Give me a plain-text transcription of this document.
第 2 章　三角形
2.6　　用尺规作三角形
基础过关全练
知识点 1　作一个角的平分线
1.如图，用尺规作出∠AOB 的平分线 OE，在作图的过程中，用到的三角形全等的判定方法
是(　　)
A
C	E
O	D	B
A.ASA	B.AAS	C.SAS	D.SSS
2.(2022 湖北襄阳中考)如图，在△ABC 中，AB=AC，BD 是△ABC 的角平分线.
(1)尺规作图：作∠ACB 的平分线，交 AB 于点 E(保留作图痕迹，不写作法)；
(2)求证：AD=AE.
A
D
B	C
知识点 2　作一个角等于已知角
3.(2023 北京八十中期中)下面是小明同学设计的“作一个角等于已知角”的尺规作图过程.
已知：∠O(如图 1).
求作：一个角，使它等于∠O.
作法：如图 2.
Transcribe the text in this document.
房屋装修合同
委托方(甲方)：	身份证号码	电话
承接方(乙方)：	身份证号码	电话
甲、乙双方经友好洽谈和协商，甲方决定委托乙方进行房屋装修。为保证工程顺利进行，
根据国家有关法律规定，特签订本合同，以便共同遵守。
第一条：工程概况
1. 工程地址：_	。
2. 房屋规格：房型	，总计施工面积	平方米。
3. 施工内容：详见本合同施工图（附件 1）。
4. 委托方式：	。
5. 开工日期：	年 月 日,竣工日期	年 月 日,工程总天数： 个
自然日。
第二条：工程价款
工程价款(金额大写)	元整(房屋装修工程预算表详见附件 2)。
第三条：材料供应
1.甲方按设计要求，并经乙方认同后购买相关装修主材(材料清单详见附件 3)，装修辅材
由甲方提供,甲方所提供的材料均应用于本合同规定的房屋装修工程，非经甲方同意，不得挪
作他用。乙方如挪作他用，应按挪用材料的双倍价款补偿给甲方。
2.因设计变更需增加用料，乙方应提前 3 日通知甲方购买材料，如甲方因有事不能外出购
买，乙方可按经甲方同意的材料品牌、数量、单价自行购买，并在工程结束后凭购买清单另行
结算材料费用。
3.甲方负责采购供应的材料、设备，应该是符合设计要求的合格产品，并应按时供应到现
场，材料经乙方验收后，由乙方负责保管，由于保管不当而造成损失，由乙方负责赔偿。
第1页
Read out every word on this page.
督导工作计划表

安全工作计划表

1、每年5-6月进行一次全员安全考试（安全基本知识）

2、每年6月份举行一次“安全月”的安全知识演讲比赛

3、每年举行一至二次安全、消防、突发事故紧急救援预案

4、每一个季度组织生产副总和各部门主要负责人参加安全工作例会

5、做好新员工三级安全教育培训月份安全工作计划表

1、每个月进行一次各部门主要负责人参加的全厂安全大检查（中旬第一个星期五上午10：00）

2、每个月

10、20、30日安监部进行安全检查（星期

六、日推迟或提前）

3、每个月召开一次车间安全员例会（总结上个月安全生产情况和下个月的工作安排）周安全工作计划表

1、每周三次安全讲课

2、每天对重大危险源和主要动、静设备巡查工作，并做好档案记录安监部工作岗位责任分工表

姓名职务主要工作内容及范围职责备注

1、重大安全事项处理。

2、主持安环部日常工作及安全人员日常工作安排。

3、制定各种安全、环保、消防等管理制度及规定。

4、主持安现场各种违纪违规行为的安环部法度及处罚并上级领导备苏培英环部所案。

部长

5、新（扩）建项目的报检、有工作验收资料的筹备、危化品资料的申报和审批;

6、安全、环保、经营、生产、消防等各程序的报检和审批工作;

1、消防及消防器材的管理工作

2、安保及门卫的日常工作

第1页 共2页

***

● BRIEF: Reproduce all of the data exactly as given.

● EXPECTED ANSWER:
Give me a plain-text transcription of this document.
第 2 章　三角形
2.6　　用尺规作三角形
基础过关全练
知识点 1　作一个角的平分线
1.如图，用尺规作出∠AOB 的平分线 OE，在作图的过程中，用到的三角形全等的判定方法
是(　　)
A
C	E
O	D	B
A.ASA	B.AAS	C.SAS	D.SSS
2.(2022 湖北襄阳中考)如图，在△ABC 中，AB=AC，BD 是△ABC 的角平分线.
(1)尺规作图：作∠ACB 的平分线，交 AB 于点 E(保留作图痕迹，不写作法)；
(2)求证：AD=AE.
A
D
B	C
知识点 2　作一个角等于已知角
3.(2023 北京八十中期中)下面是小明同学设计的“作一个角等于已知角”的尺规作图过程.
已知：∠O(如图 1).
求作：一个角，使它等于∠O.
作法：如图 2.
Transcribe the text in this document.
房屋装修合同
委托方(甲方)：	身份证号码	电话
承接方(乙方)：	身份证号码	电话
甲、乙双方经友好洽谈和协商，甲方决定委托乙方进行房屋装修。为保证工程顺利进行，
根据国家有关法律规定，特签订本合同，以便共同遵守。
第一条：工程概况
1. 工程地址：_	。
2. 房屋规格：房型	，总计施工面积	平方米。
3. 施工内容：详见本合同施工图（附件 1）。
4. 委托方式：	。
5. 开工日期：	年 月 日,竣工日期	年 月 日,工程总天数： 个
自然日。
第二条：工程价款
工程价款(金额大写)	元整(房屋装修工程预算表详见附件 2)。
第三条：材料供应
1.甲方按设计要求，并经乙方认同后购买相关装修主材(材料清单详见附件 3)，装修辅材
由甲方提供,甲方所提供的材料均应用于本合同规定的房屋装修工程，非经甲方同意，不得挪
作他用。乙方如挪作他用，应按挪用材料的双倍价款补偿给甲方。
2.因设计变更需增加用料，乙方应提前 3 日通知甲方购买材料，如甲方因有事不能外出购
买，乙方可按经甲方同意的材料品牌、数量、单价自行购买，并在工程结束后凭购买清单另行
结算材料费用。
3.甲方负责采购供应的材料、设备，应该是符合设计要求的合格产品，并应按时供应到现
场，材料经乙方验收后，由乙方负责保管，由于保管不当而造成损失，由乙方负责赔偿。
第1页
Read out every word on this page.
督导工作计划表

安全工作计划表

1、每年5-6月进行一次全员安全考试（安全基本知识）

2、每年6月份举行一次“安全月”的安全知识演讲比赛

3、每年举行一至二次安全、消防、突发事故紧急救援预案

4、每一个季度组织生产副总和各部门主要负责人参加安全工作例会

5、做好新员工三级安全教育培训月份安全工作计划表

1、每个月进行一次各部门主要负责人参加的全厂安全大检查（中旬第一个星期五上午10：00）

2、每个月

10、20、30日安监部进行安全检查（星期

六、日推迟或提前）

3、每个月召开一次车间安全员例会（总结上个月安全生产情况和下个月的工作安排）周安全工作计划表

1、每周三次安全讲课

2、每天对重大危险源和主要动、静设备巡查工作，并做好档案记录安监部工作岗位责任分工表

姓名职务主要工作内容及范围职责备注

1、重大安全事项处理。

2、主持安环部日常工作及安全人员日常工作安排。

3、制定各种安全、环保、消防等管理制度及规定。

4、主持安现场各种违纪违规行为的安环部法度及处罚并上级领导备苏培英环部所案。

部长

5、新（扩）建项目的报检、有工作验收资料的筹备、危化品资料的申报和审批;

6、安全、环保、经营、生产、消防等各程序的报检和审批工作;

1、消防及消防器材的管理工作

2、安保及门卫的日常工作

第1页 共2页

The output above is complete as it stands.